## Objective
Below is a set of records; restate each one word for word.

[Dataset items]

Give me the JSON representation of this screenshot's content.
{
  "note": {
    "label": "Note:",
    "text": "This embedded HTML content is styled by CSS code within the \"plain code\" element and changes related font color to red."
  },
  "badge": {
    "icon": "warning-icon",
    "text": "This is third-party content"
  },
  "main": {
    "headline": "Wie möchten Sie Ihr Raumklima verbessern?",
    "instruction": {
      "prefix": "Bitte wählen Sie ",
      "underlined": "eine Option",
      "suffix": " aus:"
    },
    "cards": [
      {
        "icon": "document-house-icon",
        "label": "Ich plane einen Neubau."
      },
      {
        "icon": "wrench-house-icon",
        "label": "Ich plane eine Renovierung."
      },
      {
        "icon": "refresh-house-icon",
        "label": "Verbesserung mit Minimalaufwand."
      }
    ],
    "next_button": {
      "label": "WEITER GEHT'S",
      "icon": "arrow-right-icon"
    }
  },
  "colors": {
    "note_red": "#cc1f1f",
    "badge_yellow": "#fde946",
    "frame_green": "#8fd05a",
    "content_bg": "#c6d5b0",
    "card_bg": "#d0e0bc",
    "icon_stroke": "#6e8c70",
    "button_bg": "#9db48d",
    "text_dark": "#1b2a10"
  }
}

## Answer in full
Give me the JSON representation of this screenshot's content.
{
  "note": {
    "label": "Note:",
    "text": "This embedded HTML content is styled by CSS code within the \"plain code\" element and changes related font color to red."
  },
  "badge": {
    "icon": "warning-icon",
    "text": "This is third-party content"
  },
  "main": {
    "headline": "Wie möchten Sie Ihr Raumklima verbessern?",
    "instruction": {
      "prefix": "Bitte wählen Sie ",
      "underlined": "eine Option",
      "suffix": " aus:"
    },
    "cards": [
      {
        "icon": "document-house-icon",
        "label": "Ich plane einen Neubau."
      },
      {
        "icon": "wrench-house-icon",
        "label": "Ich plane eine Renovierung."
      },
      {
        "icon": "refresh-house-icon",
        "label": "Verbesserung mit Minimalaufwand."
      }
    ],
    "next_button": {
      "label": "WEITER GEHT'S",
      "icon": "arrow-right-icon"
    }
  },
  "colors": {
    "note_red": "#cc1f1f",
    "badge_yellow": "#fde946",
    "frame_green": "#8fd05a",
    "content_bg": "#c6d5b0",
    "card_bg": "#d0e0bc",
    "icon_stroke": "#6e8c70",
    "button_bg": "#9db48d",
    "text_dark": "#1b2a10"
  }
}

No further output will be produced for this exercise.